● **Data rows**:
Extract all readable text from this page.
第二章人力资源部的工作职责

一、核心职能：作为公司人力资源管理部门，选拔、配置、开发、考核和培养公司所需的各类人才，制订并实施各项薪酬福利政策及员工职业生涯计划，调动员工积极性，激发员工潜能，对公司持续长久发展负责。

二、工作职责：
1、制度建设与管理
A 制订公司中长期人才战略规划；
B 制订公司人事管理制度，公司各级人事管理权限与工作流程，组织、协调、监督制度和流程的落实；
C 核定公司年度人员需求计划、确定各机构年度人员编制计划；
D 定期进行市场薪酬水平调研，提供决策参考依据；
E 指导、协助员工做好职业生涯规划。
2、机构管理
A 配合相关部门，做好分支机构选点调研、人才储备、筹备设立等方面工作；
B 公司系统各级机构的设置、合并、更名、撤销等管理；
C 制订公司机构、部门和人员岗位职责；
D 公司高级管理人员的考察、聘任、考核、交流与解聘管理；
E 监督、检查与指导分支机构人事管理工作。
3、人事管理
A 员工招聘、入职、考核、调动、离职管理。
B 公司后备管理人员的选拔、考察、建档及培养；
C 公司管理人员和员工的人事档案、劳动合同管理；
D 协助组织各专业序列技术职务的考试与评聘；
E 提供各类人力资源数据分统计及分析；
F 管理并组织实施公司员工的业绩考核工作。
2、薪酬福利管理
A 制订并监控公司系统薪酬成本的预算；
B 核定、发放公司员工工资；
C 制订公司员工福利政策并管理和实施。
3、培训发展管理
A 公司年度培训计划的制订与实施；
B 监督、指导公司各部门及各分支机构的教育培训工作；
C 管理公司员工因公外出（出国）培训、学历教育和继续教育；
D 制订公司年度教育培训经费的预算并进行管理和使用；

● **Task statement**:
Transcribe the entire listing above precisely.

● **Exercise output**:
Extract all readable text from this page.
第二章人力资源部的工作职责

一、核心职能：作为公司人力资源管理部门，选拔、配置、开发、考核和培养公司所需的各类人才，制订并实施各项薪酬福利政策及员工职业生涯计划，调动员工积极性，激发员工潜能，对公司持续长久发展负责。

二、工作职责：
1、制度建设与管理
A 制订公司中长期人才战略规划；
B 制订公司人事管理制度，公司各级人事管理权限与工作流程，组织、协调、监督制度和流程的落实；
C 核定公司年度人员需求计划、确定各机构年度人员编制计划；
D 定期进行市场薪酬水平调研，提供决策参考依据；
E 指导、协助员工做好职业生涯规划。
2、机构管理
A 配合相关部门，做好分支机构选点调研、人才储备、筹备设立等方面工作；
B 公司系统各级机构的设置、合并、更名、撤销等管理；
C 制订公司机构、部门和人员岗位职责；
D 公司高级管理人员的考察、聘任、考核、交流与解聘管理；
E 监督、检查与指导分支机构人事管理工作。
3、人事管理
A 员工招聘、入职、考核、调动、离职管理。
B 公司后备管理人员的选拔、考察、建档及培养；
C 公司管理人员和员工的人事档案、劳动合同管理；
D 协助组织各专业序列技术职务的考试与评聘；
E 提供各类人力资源数据分统计及分析；
F 管理并组织实施公司员工的业绩考核工作。
2、薪酬福利管理
A 制订并监控公司系统薪酬成本的预算；
B 核定、发放公司员工工资；
C 制订公司员工福利政策并管理和实施。
3、培训发展管理
A 公司年度培训计划的制订与实施；
B 监督、指导公司各部门及各分支机构的教育培训工作；
C 管理公司员工因公外出（出国）培训、学历教育和继续教育；
D 制订公司年度教育培训经费的预算并进行管理和使用；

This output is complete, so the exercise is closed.